Short exercise: Each line that holds the word "Základní" is to be identified and copied.

(Dataset records)
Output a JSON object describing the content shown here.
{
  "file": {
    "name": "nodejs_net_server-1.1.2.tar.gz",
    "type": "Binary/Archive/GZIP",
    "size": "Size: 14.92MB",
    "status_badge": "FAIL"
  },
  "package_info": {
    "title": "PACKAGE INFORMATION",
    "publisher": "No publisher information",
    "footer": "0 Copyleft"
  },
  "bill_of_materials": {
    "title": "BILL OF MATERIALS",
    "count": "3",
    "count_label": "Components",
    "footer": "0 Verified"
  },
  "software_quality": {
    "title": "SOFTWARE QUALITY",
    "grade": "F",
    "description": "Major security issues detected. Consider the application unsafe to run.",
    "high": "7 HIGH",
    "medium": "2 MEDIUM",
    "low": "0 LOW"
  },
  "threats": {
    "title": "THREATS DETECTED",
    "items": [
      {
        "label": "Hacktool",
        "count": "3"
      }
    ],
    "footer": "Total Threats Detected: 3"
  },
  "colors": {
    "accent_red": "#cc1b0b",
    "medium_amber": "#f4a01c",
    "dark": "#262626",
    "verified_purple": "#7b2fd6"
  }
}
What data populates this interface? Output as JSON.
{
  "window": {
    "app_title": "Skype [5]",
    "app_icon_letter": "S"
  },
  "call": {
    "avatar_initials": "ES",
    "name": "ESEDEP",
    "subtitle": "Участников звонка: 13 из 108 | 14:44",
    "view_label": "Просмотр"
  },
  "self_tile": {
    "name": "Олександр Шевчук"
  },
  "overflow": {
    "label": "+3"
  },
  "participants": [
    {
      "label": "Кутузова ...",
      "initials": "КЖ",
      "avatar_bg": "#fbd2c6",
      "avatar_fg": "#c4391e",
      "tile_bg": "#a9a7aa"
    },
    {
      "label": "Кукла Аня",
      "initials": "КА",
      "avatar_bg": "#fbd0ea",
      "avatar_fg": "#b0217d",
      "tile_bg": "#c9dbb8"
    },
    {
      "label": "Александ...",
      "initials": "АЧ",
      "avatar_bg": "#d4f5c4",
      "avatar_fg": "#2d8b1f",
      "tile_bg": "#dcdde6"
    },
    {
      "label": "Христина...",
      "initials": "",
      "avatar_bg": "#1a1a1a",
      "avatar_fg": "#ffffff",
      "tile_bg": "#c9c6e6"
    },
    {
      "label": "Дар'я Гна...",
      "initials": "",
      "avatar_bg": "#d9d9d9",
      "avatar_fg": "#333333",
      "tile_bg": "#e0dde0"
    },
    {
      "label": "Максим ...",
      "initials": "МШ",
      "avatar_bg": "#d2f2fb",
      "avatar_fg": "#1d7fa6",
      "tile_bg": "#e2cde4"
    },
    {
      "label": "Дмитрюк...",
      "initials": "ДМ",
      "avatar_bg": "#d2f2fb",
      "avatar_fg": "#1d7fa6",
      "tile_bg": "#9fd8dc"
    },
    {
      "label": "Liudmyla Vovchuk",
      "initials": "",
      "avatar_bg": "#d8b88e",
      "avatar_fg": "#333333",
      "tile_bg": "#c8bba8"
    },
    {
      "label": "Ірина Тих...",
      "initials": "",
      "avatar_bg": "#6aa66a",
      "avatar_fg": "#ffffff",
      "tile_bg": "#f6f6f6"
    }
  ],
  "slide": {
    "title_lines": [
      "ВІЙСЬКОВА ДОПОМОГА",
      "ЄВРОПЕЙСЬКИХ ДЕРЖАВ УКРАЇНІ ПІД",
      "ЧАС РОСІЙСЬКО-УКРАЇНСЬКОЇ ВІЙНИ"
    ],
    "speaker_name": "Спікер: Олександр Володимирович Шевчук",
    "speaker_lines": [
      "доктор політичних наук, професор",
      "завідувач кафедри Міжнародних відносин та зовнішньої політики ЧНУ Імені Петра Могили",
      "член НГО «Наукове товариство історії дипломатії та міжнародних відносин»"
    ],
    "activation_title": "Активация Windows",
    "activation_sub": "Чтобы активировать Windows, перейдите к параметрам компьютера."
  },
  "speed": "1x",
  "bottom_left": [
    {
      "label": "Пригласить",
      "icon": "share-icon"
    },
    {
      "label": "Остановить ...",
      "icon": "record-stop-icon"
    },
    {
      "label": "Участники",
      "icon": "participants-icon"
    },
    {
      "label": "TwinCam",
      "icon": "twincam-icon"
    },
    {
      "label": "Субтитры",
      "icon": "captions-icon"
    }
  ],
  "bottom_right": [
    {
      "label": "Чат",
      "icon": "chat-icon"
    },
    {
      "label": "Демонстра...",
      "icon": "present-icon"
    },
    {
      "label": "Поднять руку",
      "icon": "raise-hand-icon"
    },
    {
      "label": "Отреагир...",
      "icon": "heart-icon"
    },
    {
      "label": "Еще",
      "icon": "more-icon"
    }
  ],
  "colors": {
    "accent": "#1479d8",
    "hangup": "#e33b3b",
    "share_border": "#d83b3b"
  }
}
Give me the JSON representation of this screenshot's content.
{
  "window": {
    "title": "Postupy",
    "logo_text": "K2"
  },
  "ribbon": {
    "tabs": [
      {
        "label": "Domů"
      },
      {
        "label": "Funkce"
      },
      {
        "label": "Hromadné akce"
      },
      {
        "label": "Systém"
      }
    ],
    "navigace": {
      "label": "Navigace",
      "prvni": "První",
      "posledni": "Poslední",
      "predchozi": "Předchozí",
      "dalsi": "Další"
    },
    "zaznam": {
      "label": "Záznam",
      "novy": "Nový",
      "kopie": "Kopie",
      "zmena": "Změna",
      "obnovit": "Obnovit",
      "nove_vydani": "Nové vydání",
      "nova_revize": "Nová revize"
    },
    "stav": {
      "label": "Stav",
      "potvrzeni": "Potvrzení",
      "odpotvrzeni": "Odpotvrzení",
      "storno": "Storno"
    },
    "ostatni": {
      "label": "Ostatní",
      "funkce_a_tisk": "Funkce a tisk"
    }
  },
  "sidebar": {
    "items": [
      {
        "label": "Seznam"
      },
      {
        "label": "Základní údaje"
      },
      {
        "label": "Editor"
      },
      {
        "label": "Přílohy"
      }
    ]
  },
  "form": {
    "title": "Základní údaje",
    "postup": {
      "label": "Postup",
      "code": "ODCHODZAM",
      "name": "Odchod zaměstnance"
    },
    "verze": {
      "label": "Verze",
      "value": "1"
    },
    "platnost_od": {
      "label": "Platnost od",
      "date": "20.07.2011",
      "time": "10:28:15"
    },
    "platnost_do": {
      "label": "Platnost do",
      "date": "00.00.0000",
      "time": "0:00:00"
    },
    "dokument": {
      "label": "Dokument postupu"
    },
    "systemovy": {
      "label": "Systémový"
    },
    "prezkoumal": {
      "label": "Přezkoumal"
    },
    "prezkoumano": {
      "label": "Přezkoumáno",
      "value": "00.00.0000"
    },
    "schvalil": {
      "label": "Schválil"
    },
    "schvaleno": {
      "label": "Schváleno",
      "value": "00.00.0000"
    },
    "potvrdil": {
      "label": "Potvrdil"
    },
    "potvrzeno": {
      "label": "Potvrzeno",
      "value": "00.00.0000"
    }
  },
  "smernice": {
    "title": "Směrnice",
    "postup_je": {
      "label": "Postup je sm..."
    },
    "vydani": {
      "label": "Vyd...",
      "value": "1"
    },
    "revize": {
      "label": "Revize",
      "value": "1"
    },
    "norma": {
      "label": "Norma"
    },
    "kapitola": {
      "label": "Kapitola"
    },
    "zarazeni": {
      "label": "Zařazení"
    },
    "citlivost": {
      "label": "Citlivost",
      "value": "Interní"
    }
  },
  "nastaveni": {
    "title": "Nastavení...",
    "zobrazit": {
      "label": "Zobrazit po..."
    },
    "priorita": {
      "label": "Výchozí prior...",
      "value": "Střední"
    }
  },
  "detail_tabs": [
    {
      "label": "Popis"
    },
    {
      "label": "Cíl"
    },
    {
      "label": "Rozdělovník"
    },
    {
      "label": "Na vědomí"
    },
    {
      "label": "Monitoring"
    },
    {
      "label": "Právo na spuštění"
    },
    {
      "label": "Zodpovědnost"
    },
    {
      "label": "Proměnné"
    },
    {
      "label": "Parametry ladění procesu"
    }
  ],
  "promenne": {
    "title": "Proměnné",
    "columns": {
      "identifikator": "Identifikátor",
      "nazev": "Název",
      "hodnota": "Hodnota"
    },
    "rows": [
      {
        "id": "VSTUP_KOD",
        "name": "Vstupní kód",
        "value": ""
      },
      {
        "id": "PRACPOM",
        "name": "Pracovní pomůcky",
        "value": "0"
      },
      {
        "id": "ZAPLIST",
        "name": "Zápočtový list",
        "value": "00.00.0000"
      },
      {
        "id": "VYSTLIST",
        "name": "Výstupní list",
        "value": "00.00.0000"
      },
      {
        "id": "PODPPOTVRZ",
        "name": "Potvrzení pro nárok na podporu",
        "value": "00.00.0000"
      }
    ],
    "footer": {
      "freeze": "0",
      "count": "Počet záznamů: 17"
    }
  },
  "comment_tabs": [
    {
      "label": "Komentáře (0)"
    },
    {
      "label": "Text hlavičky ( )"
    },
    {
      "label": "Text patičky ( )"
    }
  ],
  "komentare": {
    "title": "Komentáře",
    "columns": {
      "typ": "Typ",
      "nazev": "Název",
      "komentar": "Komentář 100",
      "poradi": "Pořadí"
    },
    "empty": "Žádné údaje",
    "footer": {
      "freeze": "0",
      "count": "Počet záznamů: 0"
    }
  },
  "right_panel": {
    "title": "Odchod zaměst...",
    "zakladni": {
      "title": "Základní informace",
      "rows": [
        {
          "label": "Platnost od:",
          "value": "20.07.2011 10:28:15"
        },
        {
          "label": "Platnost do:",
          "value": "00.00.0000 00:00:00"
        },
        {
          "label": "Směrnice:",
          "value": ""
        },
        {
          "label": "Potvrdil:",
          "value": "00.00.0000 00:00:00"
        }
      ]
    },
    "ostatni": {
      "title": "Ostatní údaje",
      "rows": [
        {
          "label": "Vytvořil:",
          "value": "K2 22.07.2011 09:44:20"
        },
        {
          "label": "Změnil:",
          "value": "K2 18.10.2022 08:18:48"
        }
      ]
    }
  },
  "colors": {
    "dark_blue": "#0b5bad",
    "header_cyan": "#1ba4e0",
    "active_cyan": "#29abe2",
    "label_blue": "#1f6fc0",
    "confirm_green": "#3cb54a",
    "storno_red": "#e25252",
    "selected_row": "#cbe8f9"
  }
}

Answer below:
        "label": "Základní údaje"
    "title": "Základní údaje",
      "title": "Základní informace",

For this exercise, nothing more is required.